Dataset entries
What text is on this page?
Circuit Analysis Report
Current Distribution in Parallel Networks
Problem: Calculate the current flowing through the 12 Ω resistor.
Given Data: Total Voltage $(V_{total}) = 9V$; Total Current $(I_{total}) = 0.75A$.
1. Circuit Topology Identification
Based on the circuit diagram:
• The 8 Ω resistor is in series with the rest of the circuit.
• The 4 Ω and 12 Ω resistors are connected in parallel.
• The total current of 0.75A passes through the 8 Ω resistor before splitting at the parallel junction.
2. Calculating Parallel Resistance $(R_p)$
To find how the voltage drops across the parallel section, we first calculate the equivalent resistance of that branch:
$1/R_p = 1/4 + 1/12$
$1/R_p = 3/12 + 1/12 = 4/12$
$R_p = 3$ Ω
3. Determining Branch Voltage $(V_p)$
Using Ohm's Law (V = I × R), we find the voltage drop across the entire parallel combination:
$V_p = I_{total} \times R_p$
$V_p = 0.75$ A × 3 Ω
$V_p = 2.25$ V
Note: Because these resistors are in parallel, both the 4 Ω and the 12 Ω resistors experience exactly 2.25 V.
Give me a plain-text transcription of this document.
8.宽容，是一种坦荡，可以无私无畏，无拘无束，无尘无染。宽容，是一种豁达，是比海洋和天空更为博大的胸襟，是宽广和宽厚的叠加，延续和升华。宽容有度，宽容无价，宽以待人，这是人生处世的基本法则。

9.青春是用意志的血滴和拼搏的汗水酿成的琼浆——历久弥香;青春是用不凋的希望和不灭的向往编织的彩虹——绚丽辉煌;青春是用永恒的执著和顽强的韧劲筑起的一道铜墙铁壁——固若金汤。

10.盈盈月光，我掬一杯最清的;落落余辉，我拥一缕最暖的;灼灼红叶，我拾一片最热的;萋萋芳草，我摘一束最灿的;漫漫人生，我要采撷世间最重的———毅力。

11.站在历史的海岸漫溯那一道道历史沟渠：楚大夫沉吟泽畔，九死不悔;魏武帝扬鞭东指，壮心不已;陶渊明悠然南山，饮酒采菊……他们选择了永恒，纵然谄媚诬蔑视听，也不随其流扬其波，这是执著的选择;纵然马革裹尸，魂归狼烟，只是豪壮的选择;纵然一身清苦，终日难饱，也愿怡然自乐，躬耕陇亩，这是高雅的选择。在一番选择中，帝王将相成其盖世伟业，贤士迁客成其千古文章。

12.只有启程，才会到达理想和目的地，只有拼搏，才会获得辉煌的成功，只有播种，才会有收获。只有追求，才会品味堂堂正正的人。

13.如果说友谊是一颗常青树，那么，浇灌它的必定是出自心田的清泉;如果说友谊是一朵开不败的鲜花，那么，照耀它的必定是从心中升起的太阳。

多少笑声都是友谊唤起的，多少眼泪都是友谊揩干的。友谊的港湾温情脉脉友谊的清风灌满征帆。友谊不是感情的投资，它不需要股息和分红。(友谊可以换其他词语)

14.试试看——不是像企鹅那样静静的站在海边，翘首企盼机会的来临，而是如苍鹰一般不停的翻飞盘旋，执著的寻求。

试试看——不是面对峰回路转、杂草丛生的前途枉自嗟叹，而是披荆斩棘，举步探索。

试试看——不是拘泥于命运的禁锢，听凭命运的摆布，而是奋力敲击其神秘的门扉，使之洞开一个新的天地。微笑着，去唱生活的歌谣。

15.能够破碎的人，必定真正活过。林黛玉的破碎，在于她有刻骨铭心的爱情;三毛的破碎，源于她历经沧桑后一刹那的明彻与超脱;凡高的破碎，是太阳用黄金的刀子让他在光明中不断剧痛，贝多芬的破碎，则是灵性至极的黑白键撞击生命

■ DIRECTIONS ■
Go through the preceding material and copy each line that has the word "this".

■ EXERCISE OUTPUT ■
What text is on this page?
Give me a plain-text transcription of this document.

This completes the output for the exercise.